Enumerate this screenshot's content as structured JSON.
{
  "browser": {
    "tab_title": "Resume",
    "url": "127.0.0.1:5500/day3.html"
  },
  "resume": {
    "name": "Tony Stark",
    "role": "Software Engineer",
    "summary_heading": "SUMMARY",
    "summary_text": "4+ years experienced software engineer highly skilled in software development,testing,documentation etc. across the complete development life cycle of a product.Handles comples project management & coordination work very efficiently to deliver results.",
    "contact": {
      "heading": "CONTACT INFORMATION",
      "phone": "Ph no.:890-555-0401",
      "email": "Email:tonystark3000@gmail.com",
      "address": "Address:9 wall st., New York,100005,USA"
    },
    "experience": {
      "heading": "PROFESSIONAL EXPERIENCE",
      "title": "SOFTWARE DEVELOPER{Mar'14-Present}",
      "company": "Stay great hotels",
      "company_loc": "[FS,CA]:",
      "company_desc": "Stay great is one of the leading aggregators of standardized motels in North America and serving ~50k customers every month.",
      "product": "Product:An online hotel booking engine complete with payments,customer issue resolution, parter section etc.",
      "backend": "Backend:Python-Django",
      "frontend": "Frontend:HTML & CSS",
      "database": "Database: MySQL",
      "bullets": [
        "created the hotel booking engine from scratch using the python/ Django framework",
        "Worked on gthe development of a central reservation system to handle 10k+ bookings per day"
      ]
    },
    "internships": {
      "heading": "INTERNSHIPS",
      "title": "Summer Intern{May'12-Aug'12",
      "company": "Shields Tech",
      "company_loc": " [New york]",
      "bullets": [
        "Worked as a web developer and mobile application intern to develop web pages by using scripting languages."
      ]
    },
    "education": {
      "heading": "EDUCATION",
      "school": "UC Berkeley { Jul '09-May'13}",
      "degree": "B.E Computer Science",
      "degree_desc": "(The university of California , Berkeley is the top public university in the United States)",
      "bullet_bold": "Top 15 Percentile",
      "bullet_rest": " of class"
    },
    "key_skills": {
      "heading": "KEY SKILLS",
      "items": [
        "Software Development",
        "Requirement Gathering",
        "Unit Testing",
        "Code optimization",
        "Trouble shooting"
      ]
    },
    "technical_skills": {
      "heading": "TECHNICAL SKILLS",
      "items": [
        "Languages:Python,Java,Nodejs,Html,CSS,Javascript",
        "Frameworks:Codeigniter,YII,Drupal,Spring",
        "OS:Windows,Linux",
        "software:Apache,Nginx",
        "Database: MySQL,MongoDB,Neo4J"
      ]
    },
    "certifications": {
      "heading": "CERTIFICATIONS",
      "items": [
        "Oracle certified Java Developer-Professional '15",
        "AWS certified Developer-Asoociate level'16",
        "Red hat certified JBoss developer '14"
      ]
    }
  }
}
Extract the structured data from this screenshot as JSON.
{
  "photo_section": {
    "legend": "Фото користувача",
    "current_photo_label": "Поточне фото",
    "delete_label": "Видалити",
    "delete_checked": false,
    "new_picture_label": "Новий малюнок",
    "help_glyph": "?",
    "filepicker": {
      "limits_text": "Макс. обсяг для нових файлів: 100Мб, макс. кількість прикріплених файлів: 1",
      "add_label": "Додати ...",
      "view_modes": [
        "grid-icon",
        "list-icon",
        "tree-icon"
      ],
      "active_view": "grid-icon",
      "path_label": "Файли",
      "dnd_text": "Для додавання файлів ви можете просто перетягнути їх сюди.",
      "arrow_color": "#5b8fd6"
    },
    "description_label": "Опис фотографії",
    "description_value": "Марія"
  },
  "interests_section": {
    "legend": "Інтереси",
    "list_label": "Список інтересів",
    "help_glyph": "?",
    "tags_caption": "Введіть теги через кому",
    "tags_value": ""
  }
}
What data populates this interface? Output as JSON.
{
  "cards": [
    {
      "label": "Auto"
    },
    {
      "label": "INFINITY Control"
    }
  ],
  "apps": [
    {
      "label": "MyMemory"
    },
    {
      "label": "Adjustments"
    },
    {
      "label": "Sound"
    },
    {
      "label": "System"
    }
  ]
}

◆ ◆ ◆ ◆ ◆ ◆ ◆

▸ **TASK**:
Please output the complete data exactly.

▸ **FINAL ANSWER**:
Enumerate this screenshot's content as structured JSON.
{
  "browser": {
    "tab_title": "Resume",
    "url": "127.0.0.1:5500/day3.html"
  },
  "resume": {
    "name": "Tony Stark",
    "role": "Software Engineer",
    "summary_heading": "SUMMARY",
    "summary_text": "4+ years experienced software engineer highly skilled in software development,testing,documentation etc. across the complete development life cycle of a product.Handles comples project management & coordination work very efficiently to deliver results.",
    "contact": {
      "heading": "CONTACT INFORMATION",
      "phone": "Ph no.:890-555-0401",
      "email": "Email:tonystark3000@gmail.com",
      "address": "Address:9 wall st., New York,100005,USA"
    },
    "experience": {
      "heading": "PROFESSIONAL EXPERIENCE",
      "title": "SOFTWARE DEVELOPER{Mar'14-Present}",
      "company": "Stay great hotels",
      "company_loc": "[FS,CA]:",
      "company_desc": "Stay great is one of the leading aggregators of standardized motels in North America and serving ~50k customers every month.",
      "product": "Product:An online hotel booking engine complete with payments,customer issue resolution, parter section etc.",
      "backend": "Backend:Python-Django",
      "frontend": "Frontend:HTML & CSS",
      "database": "Database: MySQL",
      "bullets": [
        "created the hotel booking engine from scratch using the python/ Django framework",
        "Worked on gthe development of a central reservation system to handle 10k+ bookings per day"
      ]
    },
    "internships": {
      "heading": "INTERNSHIPS",
      "title": "Summer Intern{May'12-Aug'12",
      "company": "Shields Tech",
      "company_loc": " [New york]",
      "bullets": [
        "Worked as a web developer and mobile application intern to develop web pages by using scripting languages."
      ]
    },
    "education": {
      "heading": "EDUCATION",
      "school": "UC Berkeley { Jul '09-May'13}",
      "degree": "B.E Computer Science",
      "degree_desc": "(The university of California , Berkeley is the top public university in the United States)",
      "bullet_bold": "Top 15 Percentile",
      "bullet_rest": " of class"
    },
    "key_skills": {
      "heading": "KEY SKILLS",
      "items": [
        "Software Development",
        "Requirement Gathering",
        "Unit Testing",
        "Code optimization",
        "Trouble shooting"
      ]
    },
    "technical_skills": {
      "heading": "TECHNICAL SKILLS",
      "items": [
        "Languages:Python,Java,Nodejs,Html,CSS,Javascript",
        "Frameworks:Codeigniter,YII,Drupal,Spring",
        "OS:Windows,Linux",
        "software:Apache,Nginx",
        "Database: MySQL,MongoDB,Neo4J"
      ]
    },
    "certifications": {
      "heading": "CERTIFICATIONS",
      "items": [
        "Oracle certified Java Developer-Professional '15",
        "AWS certified Developer-Asoociate level'16",
        "Red hat certified JBoss developer '14"
      ]
    }
  }
}
Extract the structured data from this screenshot as JSON.
{
  "photo_section": {
    "legend": "Фото користувача",
    "current_photo_label": "Поточне фото",
    "delete_label": "Видалити",
    "delete_checked": false,
    "new_picture_label": "Новий малюнок",
    "help_glyph": "?",
    "filepicker": {
      "limits_text": "Макс. обсяг для нових файлів: 100Мб, макс. кількість прикріплених файлів: 1",
      "add_label": "Додати ...",
      "view_modes": [
        "grid-icon",
        "list-icon",
        "tree-icon"
      ],
      "active_view": "grid-icon",
      "path_label": "Файли",
      "dnd_text": "Для додавання файлів ви можете просто перетягнути їх сюди.",
      "arrow_color": "#5b8fd6"
    },
    "description_label": "Опис фотографії",
    "description_value": "Марія"
  },
  "interests_section": {
    "legend": "Інтереси",
    "list_label": "Список інтересів",
    "help_glyph": "?",
    "tags_caption": "Введіть теги через кому",
    "tags_value": ""
  }
}
What data populates this interface? Output as JSON.
{
  "cards": [
    {
      "label": "Auto"
    },
    {
      "label": "INFINITY Control"
    }
  ],
  "apps": [
    {
      "label": "MyMemory"
    },
    {
      "label": "Adjustments"
    },
    {
      "label": "Sound"
    },
    {
      "label": "System"
    }
  ]
}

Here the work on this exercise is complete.